→ Given problem: Every entry needs to be printed exactly, please.

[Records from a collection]
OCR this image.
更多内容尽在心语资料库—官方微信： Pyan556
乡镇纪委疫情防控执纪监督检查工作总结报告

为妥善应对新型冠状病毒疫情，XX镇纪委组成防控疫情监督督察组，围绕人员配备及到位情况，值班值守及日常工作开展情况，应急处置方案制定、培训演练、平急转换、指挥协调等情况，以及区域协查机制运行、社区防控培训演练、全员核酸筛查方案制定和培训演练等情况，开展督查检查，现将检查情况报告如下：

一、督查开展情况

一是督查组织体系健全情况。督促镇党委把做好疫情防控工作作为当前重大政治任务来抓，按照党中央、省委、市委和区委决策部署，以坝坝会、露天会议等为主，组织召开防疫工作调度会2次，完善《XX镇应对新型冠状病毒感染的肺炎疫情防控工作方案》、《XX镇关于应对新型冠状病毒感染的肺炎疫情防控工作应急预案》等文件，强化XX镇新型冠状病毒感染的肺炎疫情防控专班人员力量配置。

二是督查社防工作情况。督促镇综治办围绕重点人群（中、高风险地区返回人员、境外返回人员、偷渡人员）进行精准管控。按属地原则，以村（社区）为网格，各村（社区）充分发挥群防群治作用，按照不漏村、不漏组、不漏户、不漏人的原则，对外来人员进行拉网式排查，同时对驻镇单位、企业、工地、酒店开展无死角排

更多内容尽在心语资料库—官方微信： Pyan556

→ Expected answer:
OCR this image.
更多内容尽在心语资料库—官方微信： Pyan556
乡镇纪委疫情防控执纪监督检查工作总结报告

为妥善应对新型冠状病毒疫情，XX镇纪委组成防控疫情监督督察组，围绕人员配备及到位情况，值班值守及日常工作开展情况，应急处置方案制定、培训演练、平急转换、指挥协调等情况，以及区域协查机制运行、社区防控培训演练、全员核酸筛查方案制定和培训演练等情况，开展督查检查，现将检查情况报告如下：

一、督查开展情况

一是督查组织体系健全情况。督促镇党委把做好疫情防控工作作为当前重大政治任务来抓，按照党中央、省委、市委和区委决策部署，以坝坝会、露天会议等为主，组织召开防疫工作调度会2次，完善《XX镇应对新型冠状病毒感染的肺炎疫情防控工作方案》、《XX镇关于应对新型冠状病毒感染的肺炎疫情防控工作应急预案》等文件，强化XX镇新型冠状病毒感染的肺炎疫情防控专班人员力量配置。

二是督查社防工作情况。督促镇综治办围绕重点人群（中、高风险地区返回人员、境外返回人员、偷渡人员）进行精准管控。按属地原则，以村（社区）为网格，各村（社区）充分发挥群防群治作用，按照不漏村、不漏组、不漏户、不漏人的原则，对外来人员进行拉网式排查，同时对驻镇单位、企业、工地、酒店开展无死角排

更多内容尽在心语资料库—官方微信： Pyan556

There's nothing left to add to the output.